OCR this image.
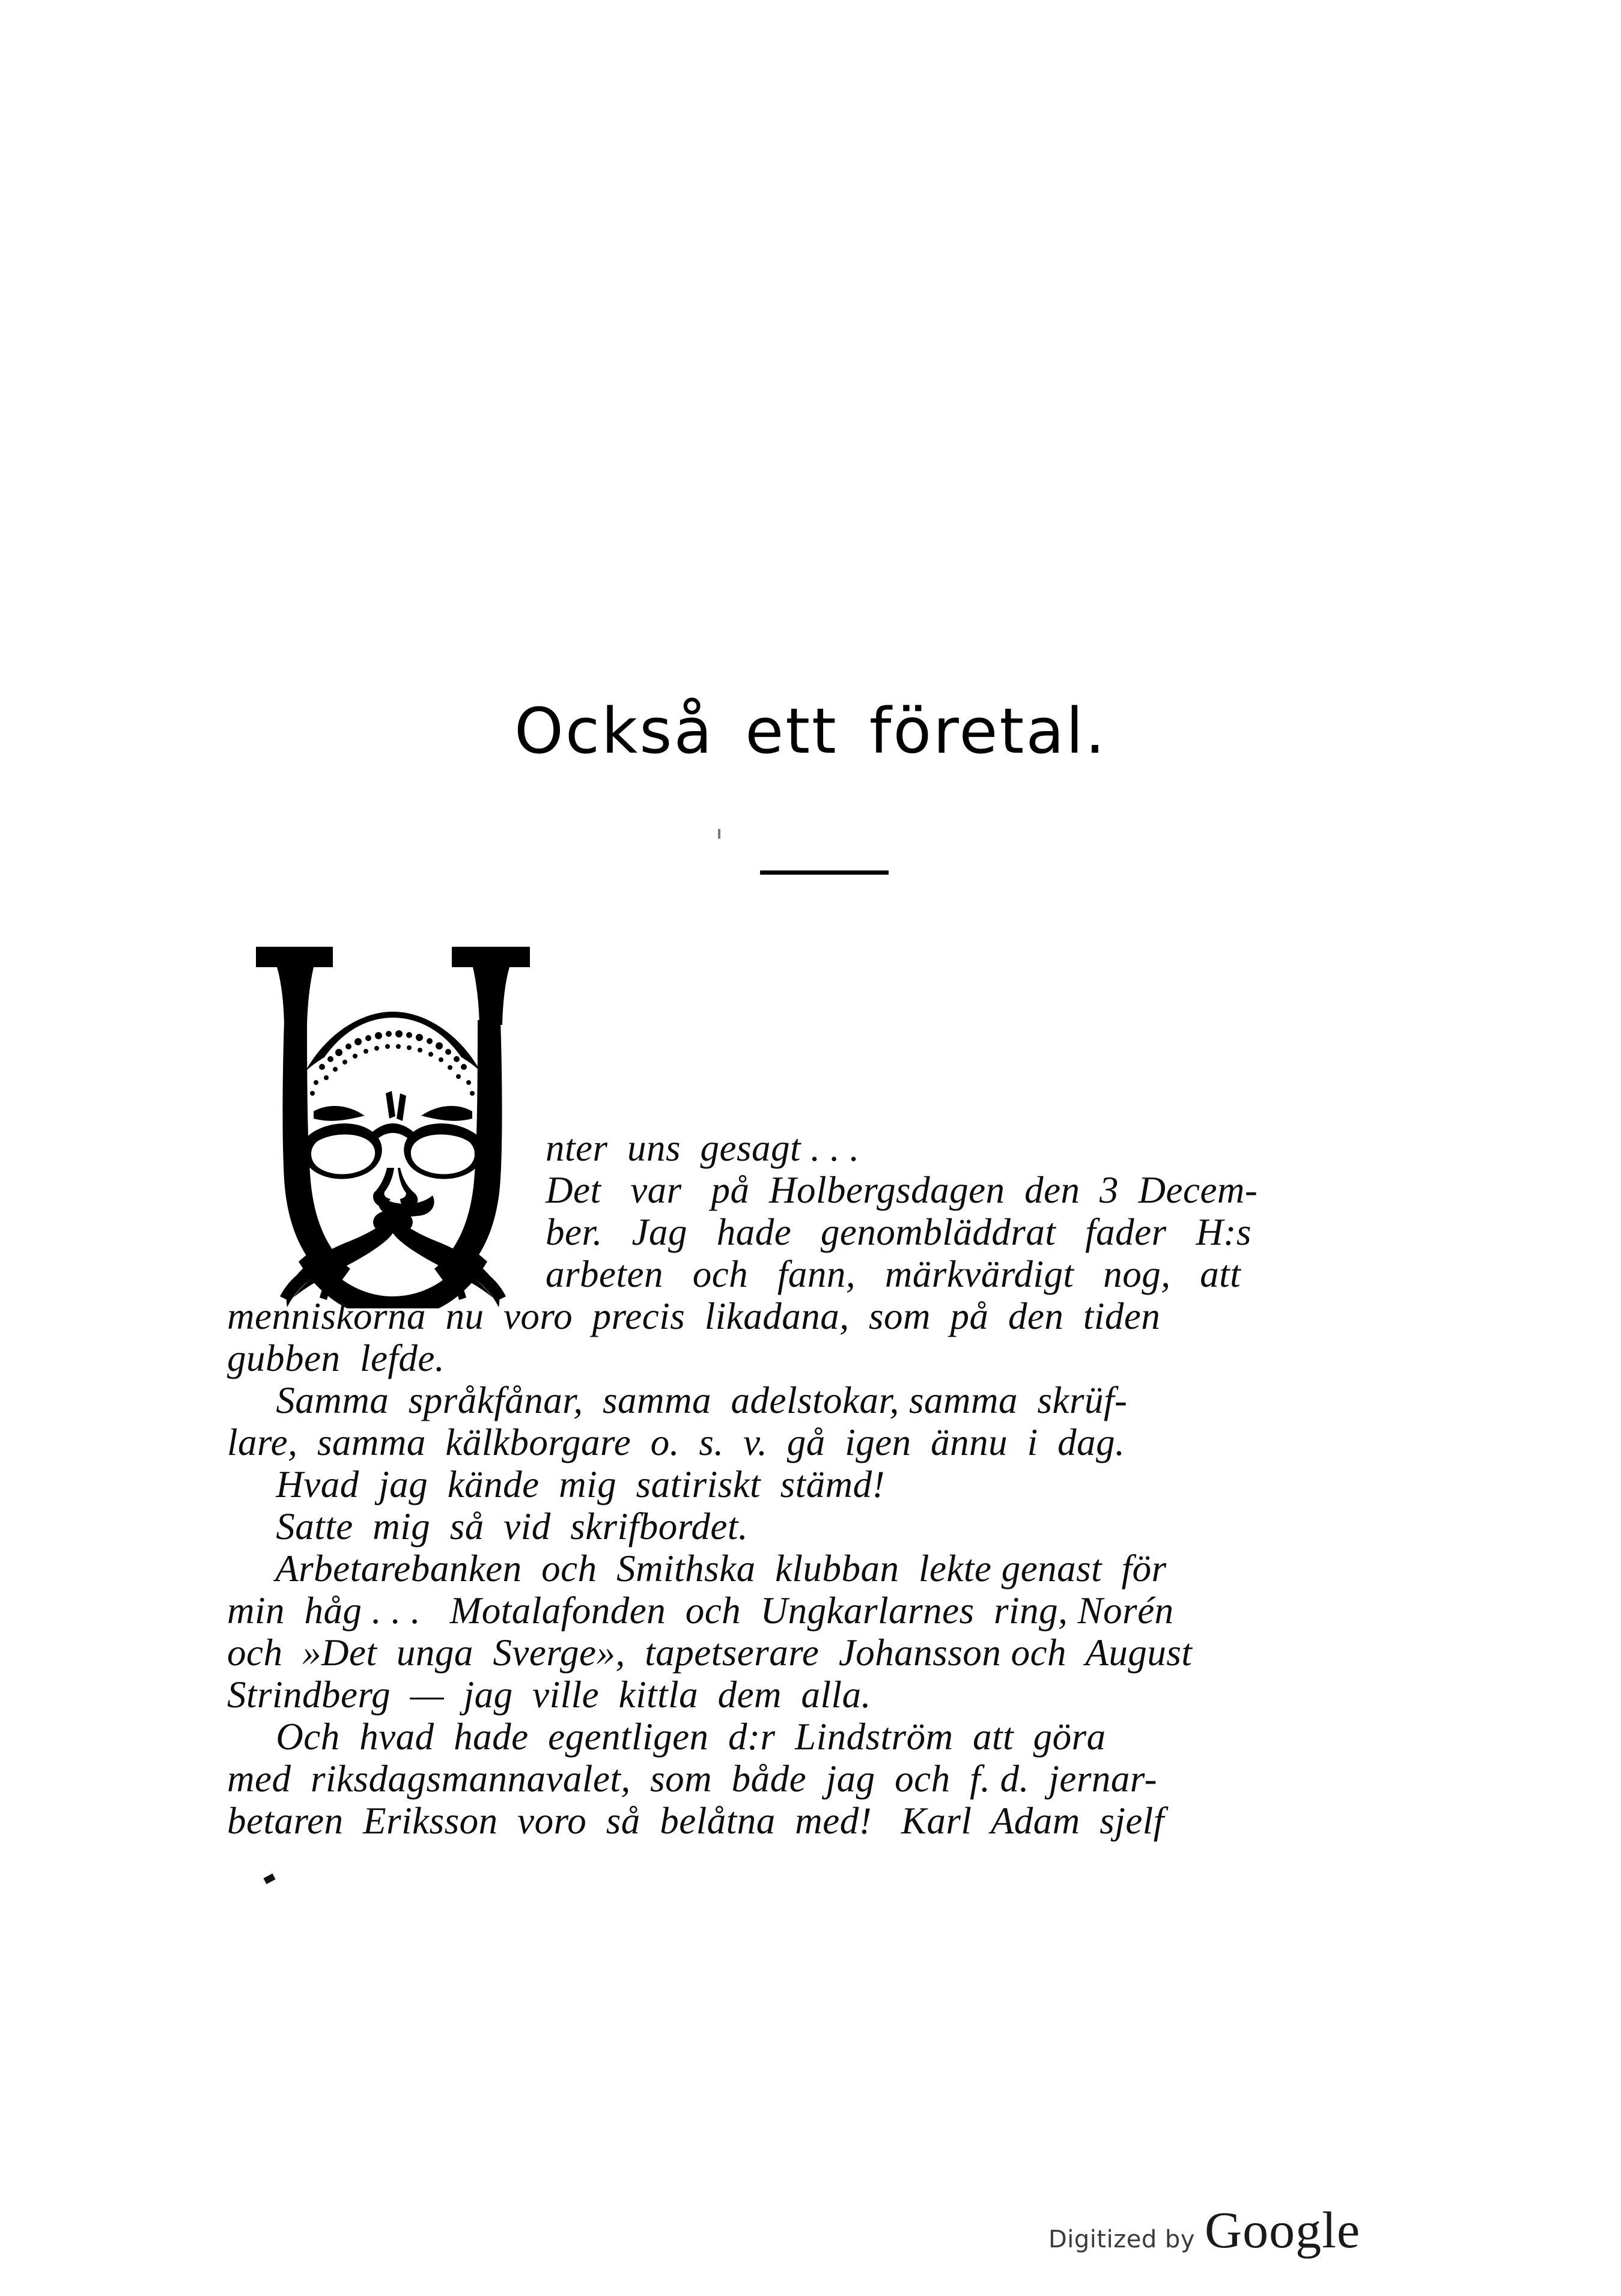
Också ett företal.
nter  uns  gesagt . . .
Det   var   på  Holbergsdagen  den  3  Decem-
ber.   Jag   hade   genombläddrat   fader   H:s
arbeten   och   fann,   märkvärdigt   nog,   att
menniskorna  nu  voro  precis  likadana,  som  på  den  tiden
gubben  lefde.
Samma  språkfånar,  samma  adelstokar, samma  skrüf-
lare,  samma  kälkborgare  o.  s.  v.  gå  igen  ännu  i  dag.
Hvad  jag  kände  mig  satiriskt  stämd!
Satte  mig  så  vid  skrifbordet.
Arbetarebanken  och  Smithska  klubban  lekte genast  för
min  håg . . .   Motalafonden  och  Ungkarlarnes  ring, Norén
och  »Det  unga  Sverge»,  tapetserare  Johansson och  August
Strindberg  —  jag  ville  kittla  dem  alla.
Och  hvad  hade  egentligen  d:r  Lindström  att  göra
med  riksdagsmannavalet,  som  både  jag  och  f. d.  jernar-
betaren  Eriksson  voro  så  belåtna  med!   Karl  Adam  sjelf
Digitized by Google
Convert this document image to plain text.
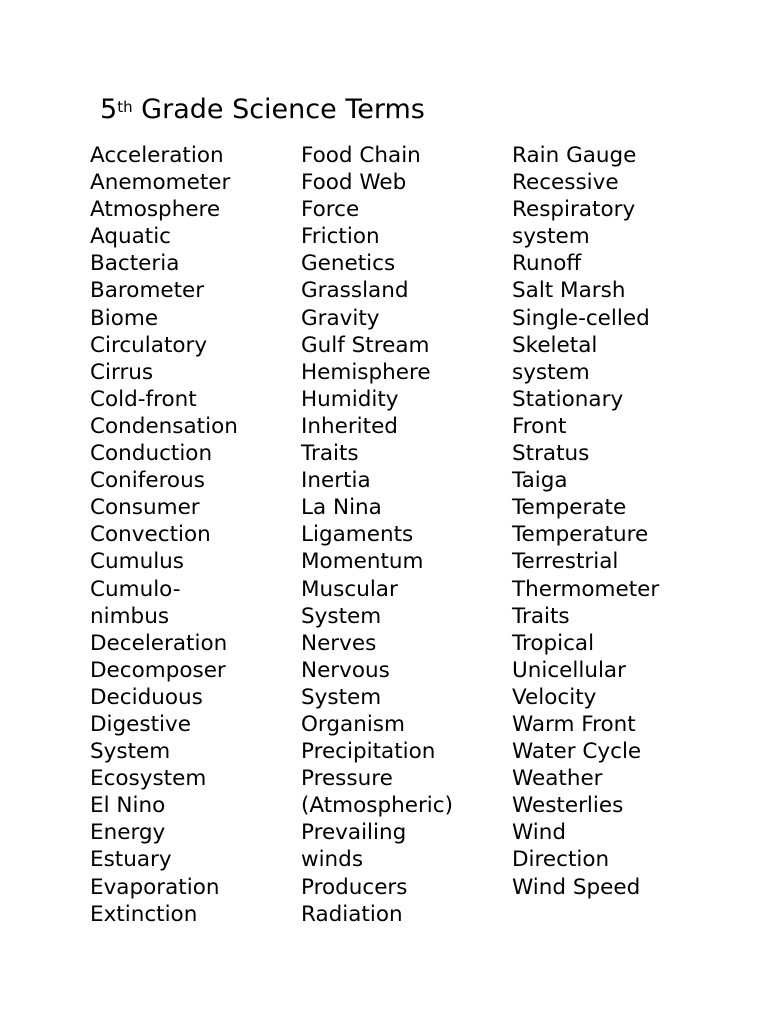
5th Grade Science Terms
Acceleration
Anemometer
Atmosphere
Aquatic
Bacteria
Barometer
Biome
Circulatory
Cirrus
Cold-front
Condensation
Conduction
Coniferous
Consumer
Convection
Cumulus
Cumulo-
nimbus
Deceleration
Decomposer
Deciduous
Digestive
System
Ecosystem
El Nino
Energy
Estuary
Evaporation
Extinction
Food Chain
Food Web
Force
Friction
Genetics
Grassland
Gravity
Gulf Stream
Hemisphere
Humidity
Inherited
Traits
Inertia
La Nina
Ligaments
Momentum
Muscular
System
Nerves
Nervous
System
Organism
Precipitation
Pressure
(Atmospheric)
Prevailing
winds
Producers
Radiation
Rain Gauge
Recessive
Respiratory
system
Runoff
Salt Marsh
Single-celled
Skeletal
system
Stationary
Front
Stratus
Taiga
Temperate
Temperature
Terrestrial
Thermometer
Traits
Tropical
Unicellular
Velocity
Warm Front
Water Cycle
Weather
Westerlies
Wind
Direction
Wind Speed
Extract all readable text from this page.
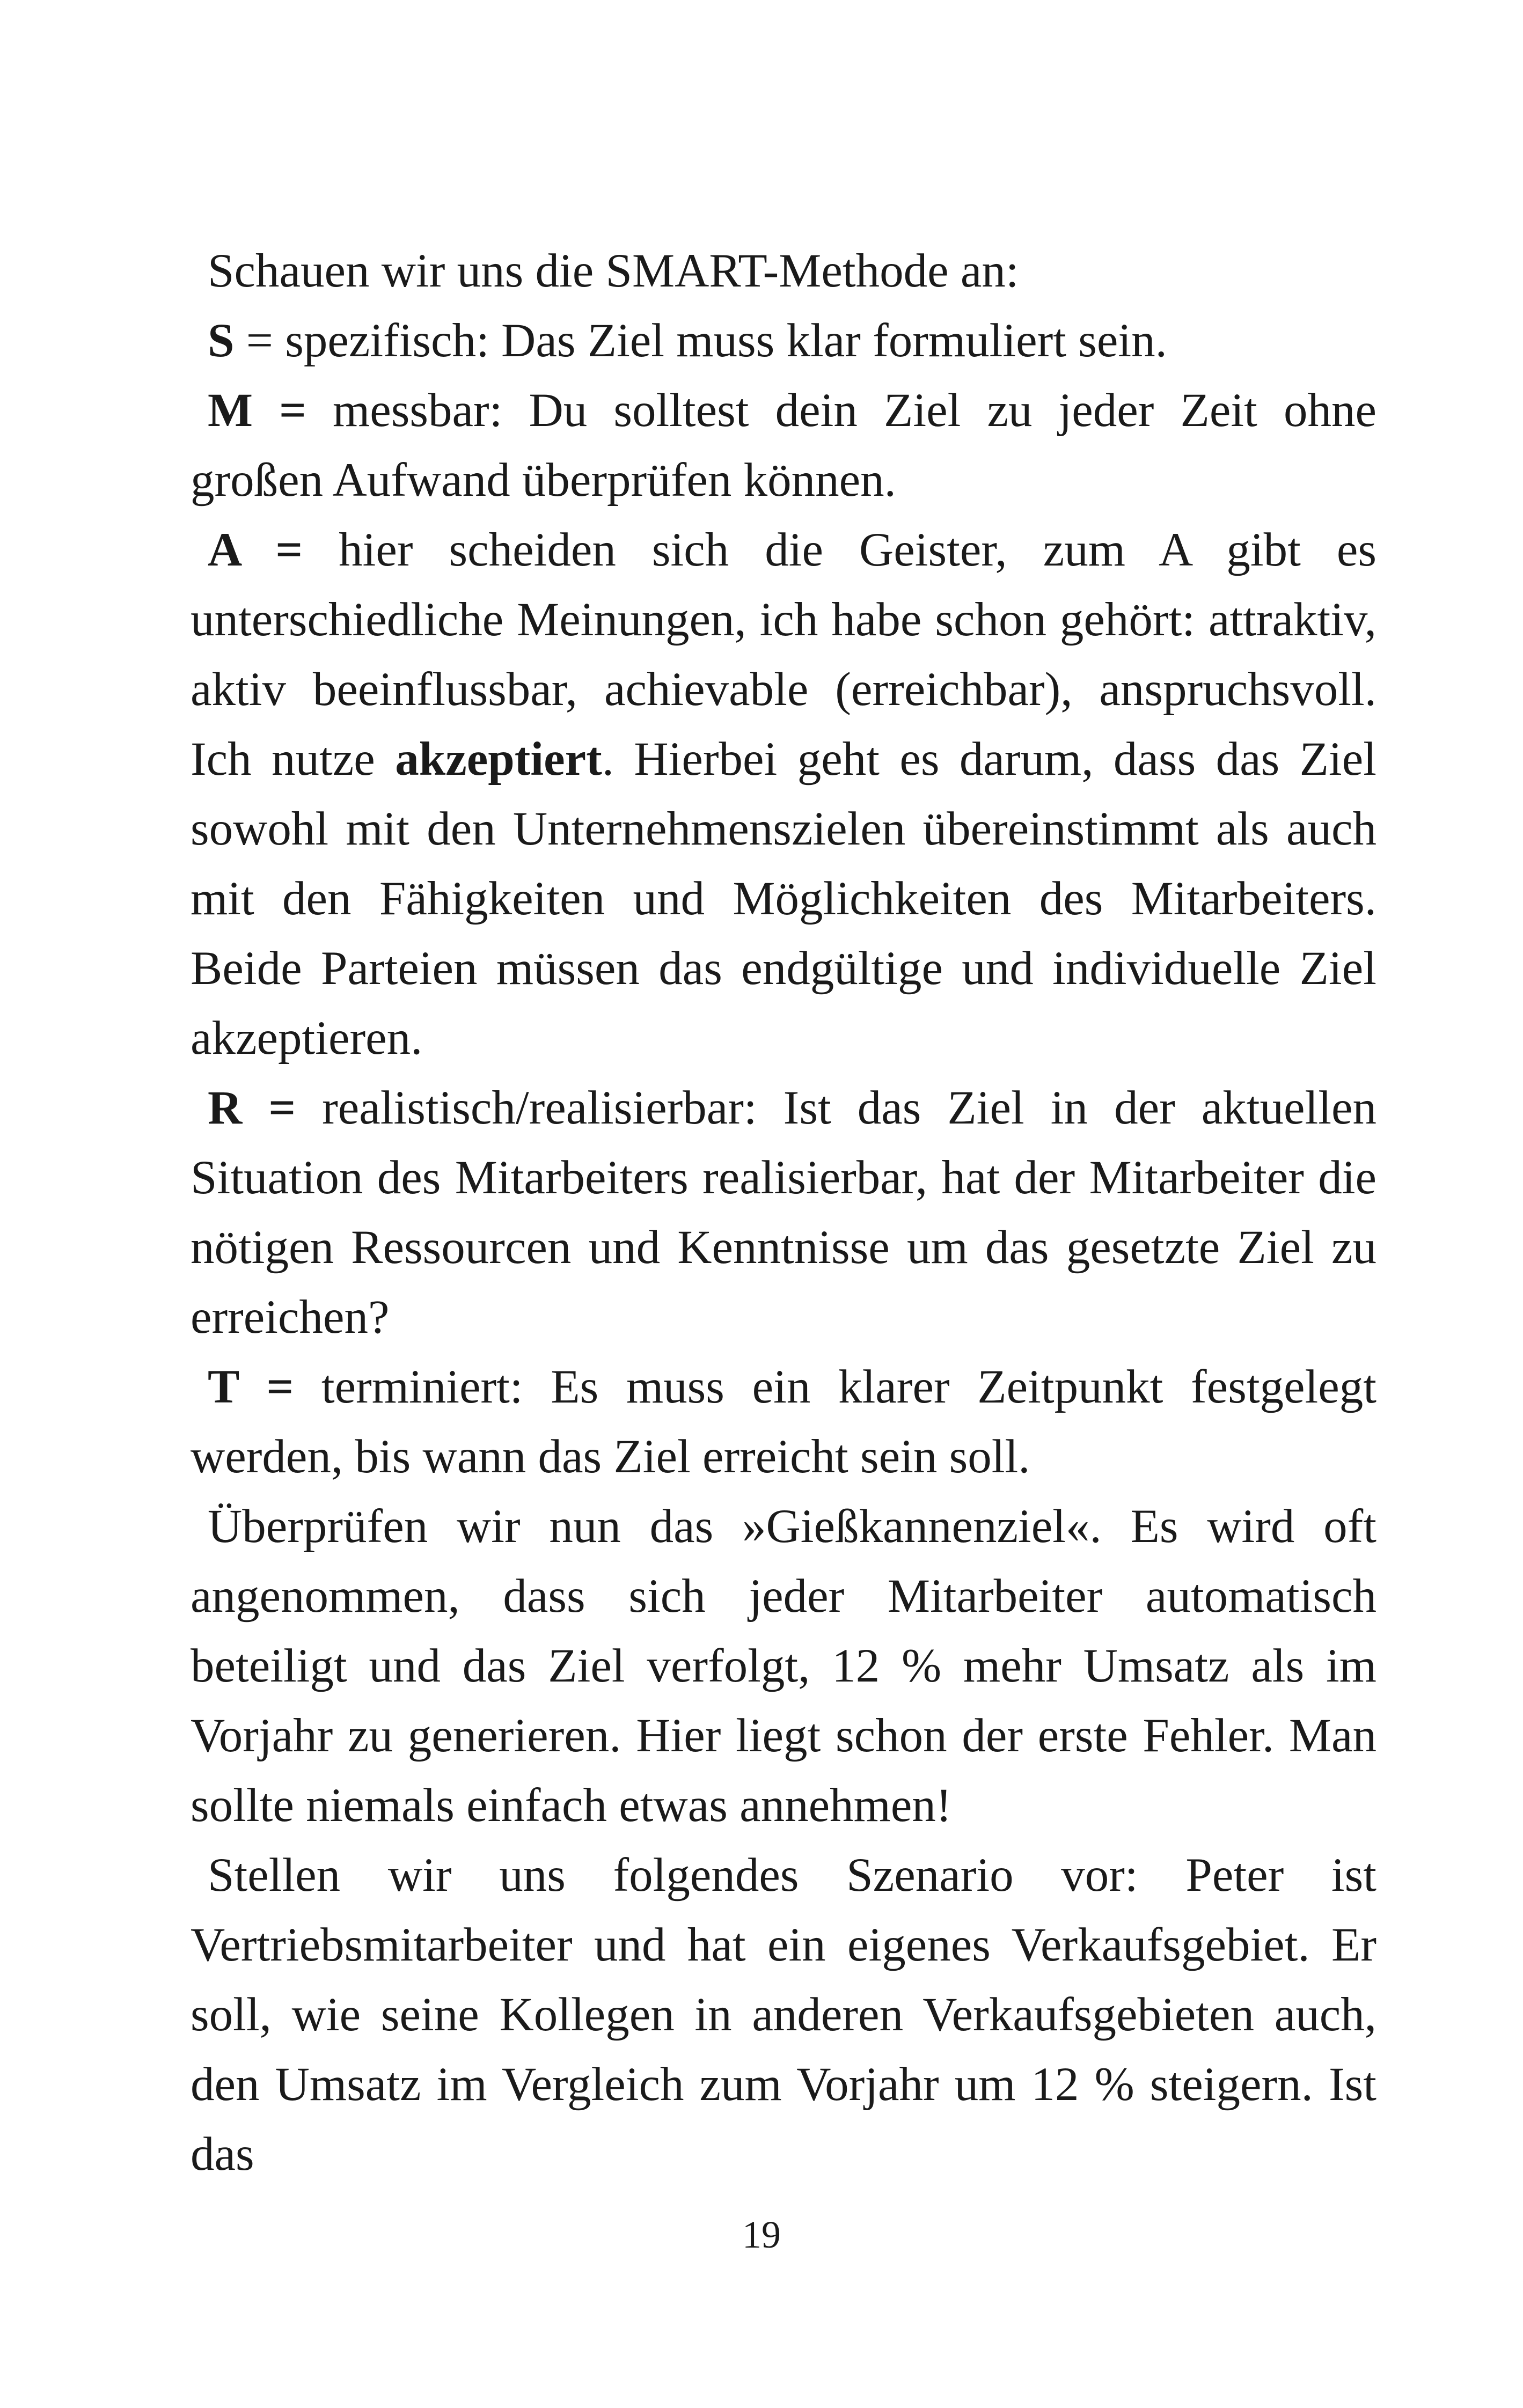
Schauen wir uns die SMART-Methode an:

S = spezifisch: Das Ziel muss klar formuliert sein.

M = messbar: Du solltest dein Ziel zu jeder Zeit ohne großen Aufwand überprüfen können.

A = hier scheiden sich die Geister, zum A gibt es unterschiedliche Meinungen, ich habe schon gehört: attraktiv, aktiv beeinflussbar, achievable (erreichbar), anspruchsvoll. Ich nutze akzeptiert. Hierbei geht es darum, dass das Ziel sowohl mit den Unternehmenszielen übereinstimmt als auch mit den Fähigkeiten und Möglichkeiten des Mitarbeiters. Beide Parteien müssen das endgültige und individuelle Ziel akzeptieren.

R = realistisch/realisierbar: Ist das Ziel in der aktuellen Situation des Mitarbeiters realisierbar, hat der Mitarbeiter die nötigen Ressourcen und Kenntnisse um das gesetzte Ziel zu erreichen?

T = terminiert: Es muss ein klarer Zeitpunkt festgelegt werden, bis wann das Ziel erreicht sein soll.

Überprüfen wir nun das »Gießkannenziel«. Es wird oft angenommen, dass sich jeder Mitarbeiter automatisch beteiligt und das Ziel verfolgt, 12 % mehr Umsatz als im Vorjahr zu generieren. Hier liegt schon der erste Fehler. Man sollte niemals einfach etwas annehmen!

Stellen wir uns folgendes Szenario vor: Peter ist Vertriebsmitarbeiter und hat ein eigenes Verkaufsgebiet. Er soll, wie seine Kollegen in anderen Verkaufsgebieten auch, den Umsatz im Vergleich zum Vorjahr um 12 % steigern. Ist das

19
★ ★ ★ ★
Exercise aim: Drop the pictures; repeat the listing above exactly.

Solution:
OCR this image.
Också ett företal.
nter  uns  gesagt . . .
Det   var   på  Holbergsdagen  den  3  Decem-
ber.   Jag   hade   genombläddrat   fader   H:s
arbeten   och   fann,   märkvärdigt   nog,   att
menniskorna  nu  voro  precis  likadana,  som  på  den  tiden
gubben  lefde.
Samma  språkfånar,  samma  adelstokar, samma  skrüf-
lare,  samma  kälkborgare  o.  s.  v.  gå  igen  ännu  i  dag.
Hvad  jag  kände  mig  satiriskt  stämd!
Satte  mig  så  vid  skrifbordet.
Arbetarebanken  och  Smithska  klubban  lekte genast  för
min  håg . . .   Motalafonden  och  Ungkarlarnes  ring, Norén
och  »Det  unga  Sverge»,  tapetserare  Johansson och  August
Strindberg  —  jag  ville  kittla  dem  alla.
Och  hvad  hade  egentligen  d:r  Lindström  att  göra
med  riksdagsmannavalet,  som  både  jag  och  f. d.  jernar-
betaren  Eriksson  voro  så  belåtna  med!   Karl  Adam  sjelf
Digitized by Google
Convert this document image to plain text.
5th Grade Science Terms
Acceleration
Anemometer
Atmosphere
Aquatic
Bacteria
Barometer
Biome
Circulatory
Cirrus
Cold-front
Condensation
Conduction
Coniferous
Consumer
Convection
Cumulus
Cumulo-
nimbus
Deceleration
Decomposer
Deciduous
Digestive
System
Ecosystem
El Nino
Energy
Estuary
Evaporation
Extinction
Food Chain
Food Web
Force
Friction
Genetics
Grassland
Gravity
Gulf Stream
Hemisphere
Humidity
Inherited
Traits
Inertia
La Nina
Ligaments
Momentum
Muscular
System
Nerves
Nervous
System
Organism
Precipitation
Pressure
(Atmospheric)
Prevailing
winds
Producers
Radiation
Rain Gauge
Recessive
Respiratory
system
Runoff
Salt Marsh
Single-celled
Skeletal
system
Stationary
Front
Stratus
Taiga
Temperate
Temperature
Terrestrial
Thermometer
Traits
Tropical
Unicellular
Velocity
Warm Front
Water Cycle
Weather
Westerlies
Wind
Direction
Wind Speed
Extract all readable text from this page.
Schauen wir uns die SMART-Methode an:

S = spezifisch: Das Ziel muss klar formuliert sein.

M = messbar: Du solltest dein Ziel zu jeder Zeit ohne großen Aufwand überprüfen können.

A = hier scheiden sich die Geister, zum A gibt es unterschiedliche Meinungen, ich habe schon gehört: attraktiv, aktiv beeinflussbar, achievable (erreichbar), anspruchsvoll. Ich nutze akzeptiert. Hierbei geht es darum, dass das Ziel sowohl mit den Unternehmenszielen übereinstimmt als auch mit den Fähigkeiten und Möglichkeiten des Mitarbeiters. Beide Parteien müssen das endgültige und individuelle Ziel akzeptieren.

R = realistisch/realisierbar: Ist das Ziel in der aktuellen Situation des Mitarbeiters realisierbar, hat der Mitarbeiter die nötigen Ressourcen und Kenntnisse um das gesetzte Ziel zu erreichen?

T = terminiert: Es muss ein klarer Zeitpunkt festgelegt werden, bis wann das Ziel erreicht sein soll.

Überprüfen wir nun das »Gießkannenziel«. Es wird oft angenommen, dass sich jeder Mitarbeiter automatisch beteiligt und das Ziel verfolgt, 12 % mehr Umsatz als im Vorjahr zu generieren. Hier liegt schon der erste Fehler. Man sollte niemals einfach etwas annehmen!

Stellen wir uns folgendes Szenario vor: Peter ist Vertriebsmitarbeiter und hat ein eigenes Verkaufsgebiet. Er soll, wie seine Kollegen in anderen Verkaufsgebieten auch, den Umsatz im Vergleich zum Vorjahr um 12 % steigern. Ist das

19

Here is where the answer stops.